-- Start of INFORMATION GIVEN --

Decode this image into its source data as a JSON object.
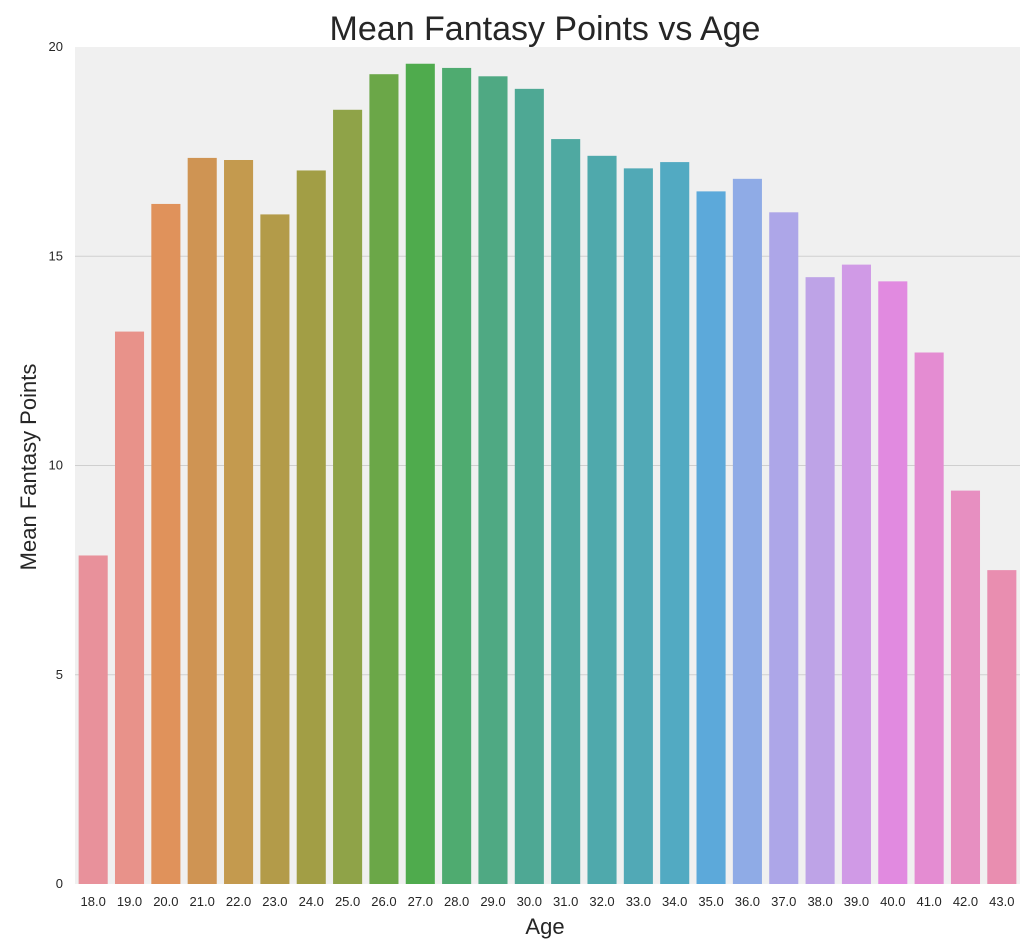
{
  "chart_data": {
    "type": "bar",
    "title": "Mean Fantasy Points vs Age",
    "xlabel": "Age",
    "ylabel": "Mean Fantasy Points",
    "ylim": [
      0,
      20
    ],
    "yticks": [
      "0",
      "5",
      "10",
      "15",
      "20"
    ],
    "grid": true,
    "categories": [
      "18.0",
      "19.0",
      "20.0",
      "21.0",
      "22.0",
      "23.0",
      "24.0",
      "25.0",
      "26.0",
      "27.0",
      "28.0",
      "29.0",
      "30.0",
      "31.0",
      "32.0",
      "33.0",
      "34.0",
      "35.0",
      "36.0",
      "37.0",
      "38.0",
      "39.0",
      "40.0",
      "41.0",
      "42.0",
      "43.0"
    ],
    "values": [
      7.85,
      13.2,
      16.25,
      17.35,
      17.3,
      16.0,
      17.05,
      18.5,
      19.35,
      19.6,
      19.5,
      19.3,
      19.0,
      17.8,
      17.4,
      17.1,
      17.25,
      16.55,
      16.85,
      16.05,
      14.5,
      14.8,
      14.4,
      12.7,
      9.4,
      7.5
    ],
    "colors": [
      "#e8919b",
      "#e8928a",
      "#e0925b",
      "#cf9453",
      "#c49a4e",
      "#b39b49",
      "#a29e45",
      "#8fa348",
      "#6ba748",
      "#4fab4d",
      "#4fab70",
      "#4fa983",
      "#4ea894",
      "#4fa9a1",
      "#4fa9ac",
      "#51a9b6",
      "#52aac2",
      "#5ca9da",
      "#8fabe6",
      "#ada6e8",
      "#bea3e7",
      "#d09ae6",
      "#e18ae0",
      "#e48cd2",
      "#e78fc1",
      "#e98eb0"
    ],
    "background": "#f0f0f0",
    "grid_color": "#cfcfcf"
  }
}
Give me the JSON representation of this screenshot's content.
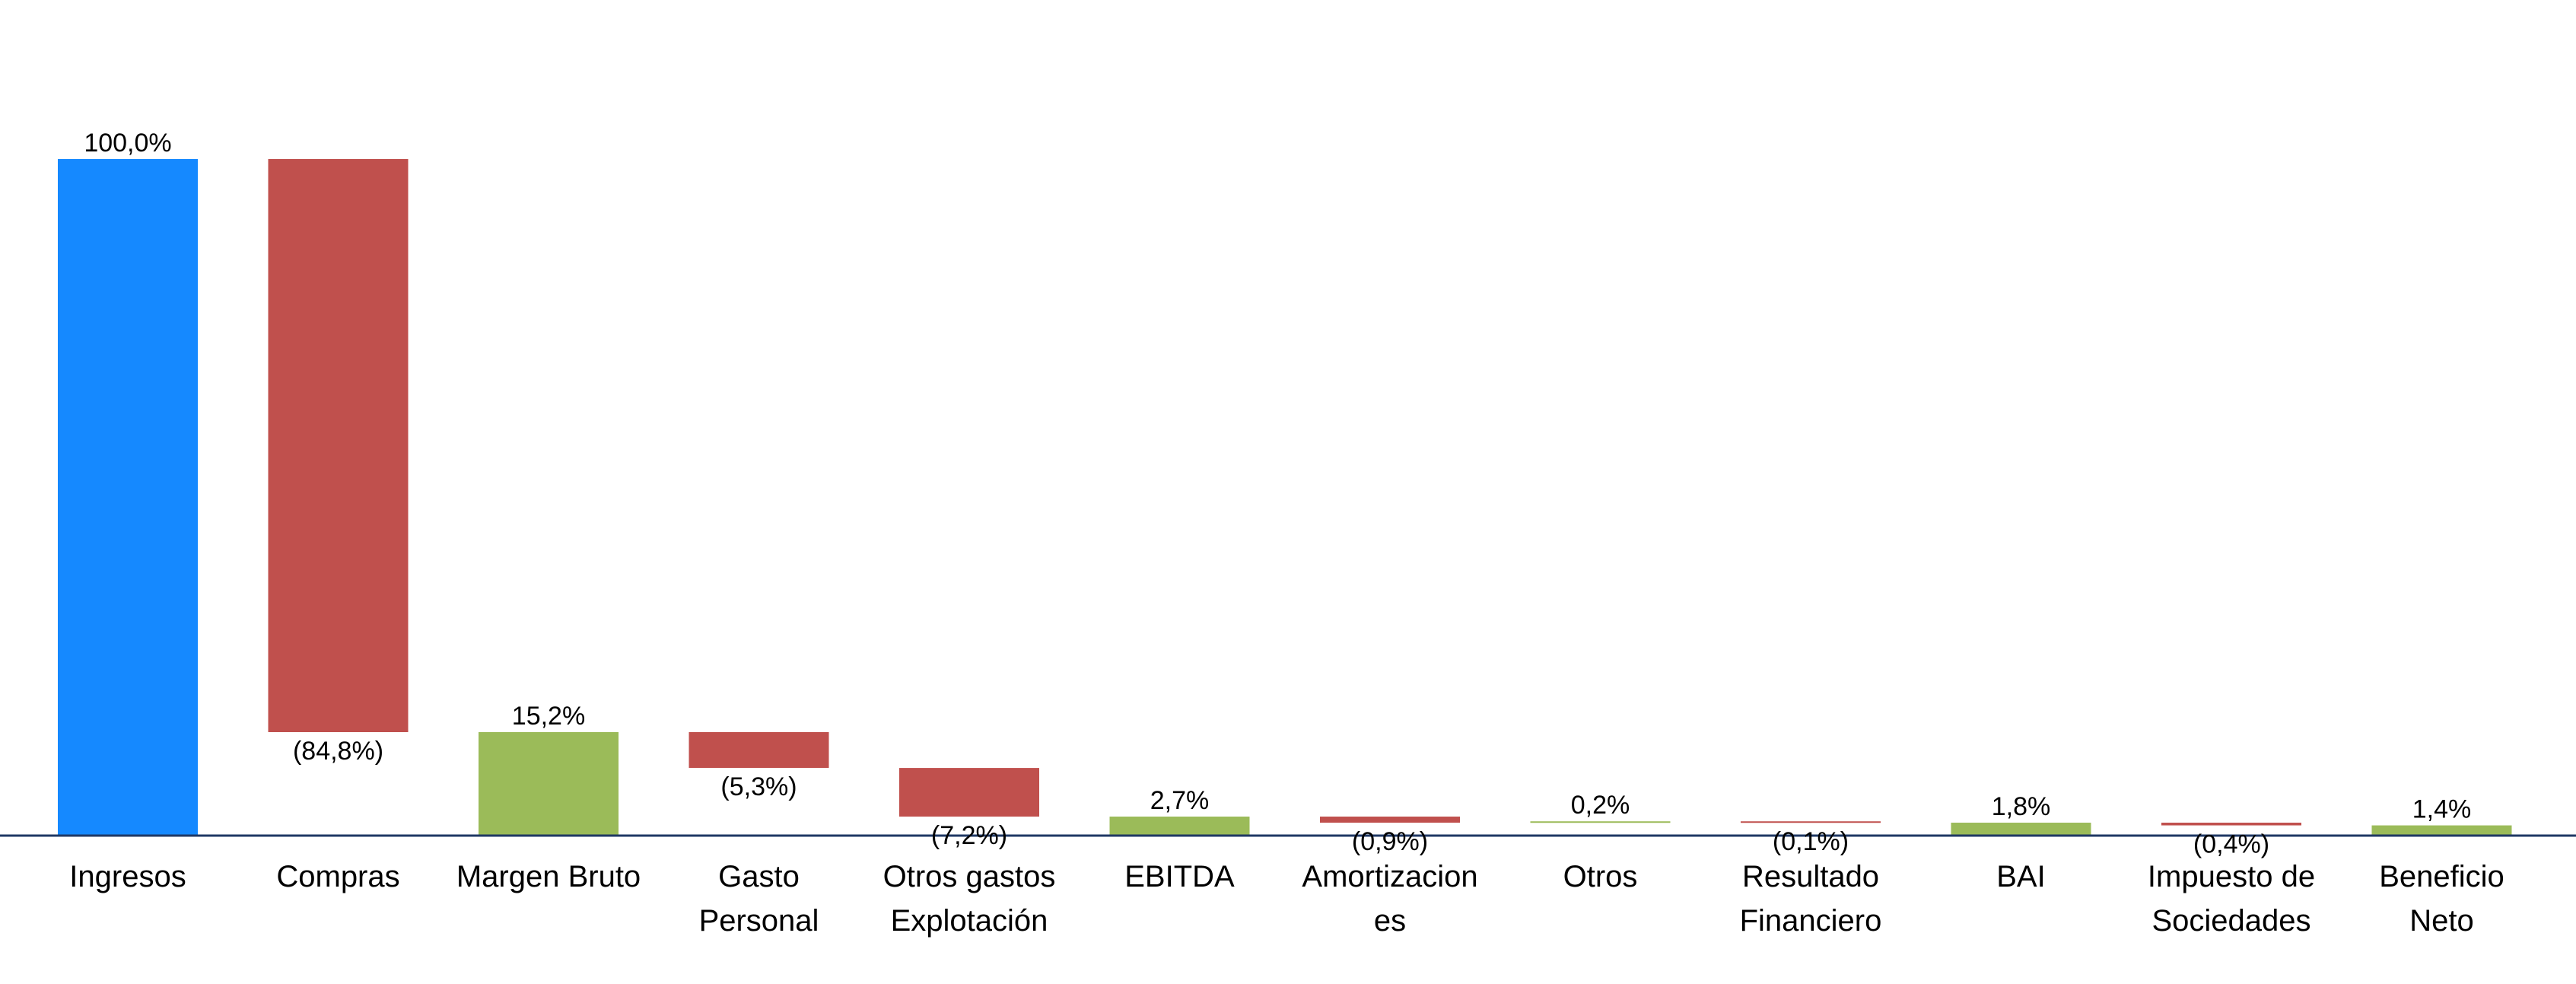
{
  "chart_data": {
    "type": "bar",
    "subtype": "waterfall",
    "title": "",
    "xlabel": "",
    "ylabel": "",
    "ylim": [
      0,
      100
    ],
    "grid": false,
    "legend": "none",
    "categories": [
      "Ingresos",
      "Compras",
      "Margen Bruto",
      "Gasto Personal",
      "Otros gastos Explotación",
      "EBITDA",
      "Amortizaciones",
      "Otros",
      "Resultado Financiero",
      "BAI",
      "Impuesto de Sociedades",
      "Beneficio Neto"
    ],
    "x_tick_lines": [
      [
        "Ingresos"
      ],
      [
        "Compras"
      ],
      [
        "Margen Bruto"
      ],
      [
        "Gasto",
        "Personal"
      ],
      [
        "Otros gastos",
        "Explotación"
      ],
      [
        "EBITDA"
      ],
      [
        "Amortizacion",
        "es"
      ],
      [
        "Otros"
      ],
      [
        "Resultado",
        "Financiero"
      ],
      [
        "BAI"
      ],
      [
        "Impuesto de",
        "Sociedades"
      ],
      [
        "Beneficio",
        "Neto"
      ]
    ],
    "values": [
      100.0,
      -84.8,
      15.2,
      -5.3,
      -7.2,
      2.7,
      -0.9,
      0.2,
      -0.1,
      1.8,
      -0.4,
      1.4
    ],
    "bar_kind": [
      "total",
      "decrease",
      "subtotal",
      "decrease",
      "decrease",
      "subtotal",
      "decrease",
      "increase",
      "decrease",
      "subtotal",
      "decrease",
      "subtotal"
    ],
    "data_labels": [
      "100,0%",
      "(84,8%)",
      "15,2%",
      "(5,3%)",
      "(7,2%)",
      "2,7%",
      "(0,9%)",
      "0,2%",
      "(0,1%)",
      "1,8%",
      "(0,4%)",
      "1,4%"
    ],
    "colors": {
      "total": "#1589FF",
      "decrease": "#C0504D",
      "subtotal": "#9BBB59",
      "increase": "#9BBB59",
      "axis": "#1F3864"
    }
  }
}
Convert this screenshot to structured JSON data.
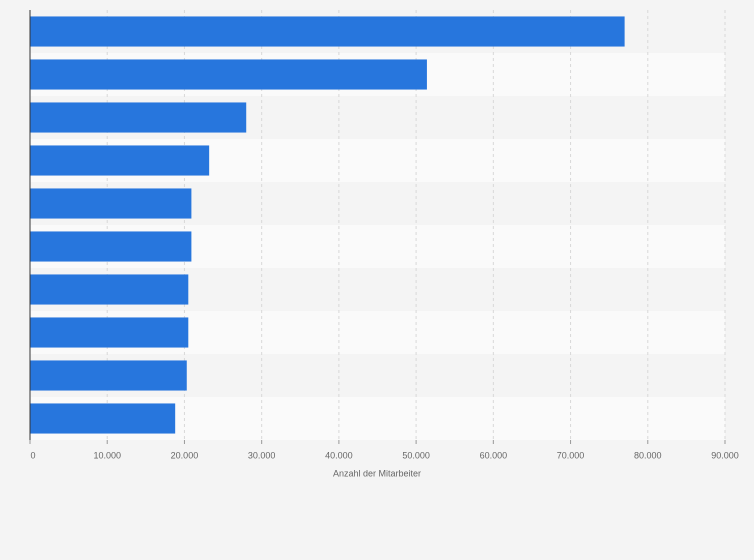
{
  "chart_data": {
    "type": "bar",
    "orientation": "horizontal",
    "categories": [
      null,
      null,
      null,
      null,
      null,
      null,
      null,
      null,
      null,
      null
    ],
    "values": [
      77000,
      51400,
      28000,
      23200,
      20900,
      20900,
      20500,
      20500,
      20300,
      18800
    ],
    "color": "#2776dd",
    "xlabel": "Anzahl der Mitarbeiter",
    "xlim": [
      0,
      90000
    ],
    "xticks": [
      0,
      {
        "value": 10000,
        "label": "10.000"
      },
      {
        "value": 20000,
        "label": "20.000"
      },
      {
        "value": 30000,
        "label": "30.000"
      },
      {
        "value": 40000,
        "label": "40.000"
      },
      {
        "value": 50000,
        "label": "50.000"
      },
      {
        "value": 60000,
        "label": "60.000"
      },
      {
        "value": 70000,
        "label": "70.000"
      },
      {
        "value": 80000,
        "label": "80.000"
      },
      {
        "value": 90000,
        "label": "90.000"
      }
    ],
    "grid": true
  }
}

-- End of INFORMATION GIVEN --

> YOUR TASK: From the listing above, collect each line in which the string "Mean" appears.

> REPLY:
    "title": "Mean Fantasy Points vs Age",
    "ylabel": "Mean Fantasy Points",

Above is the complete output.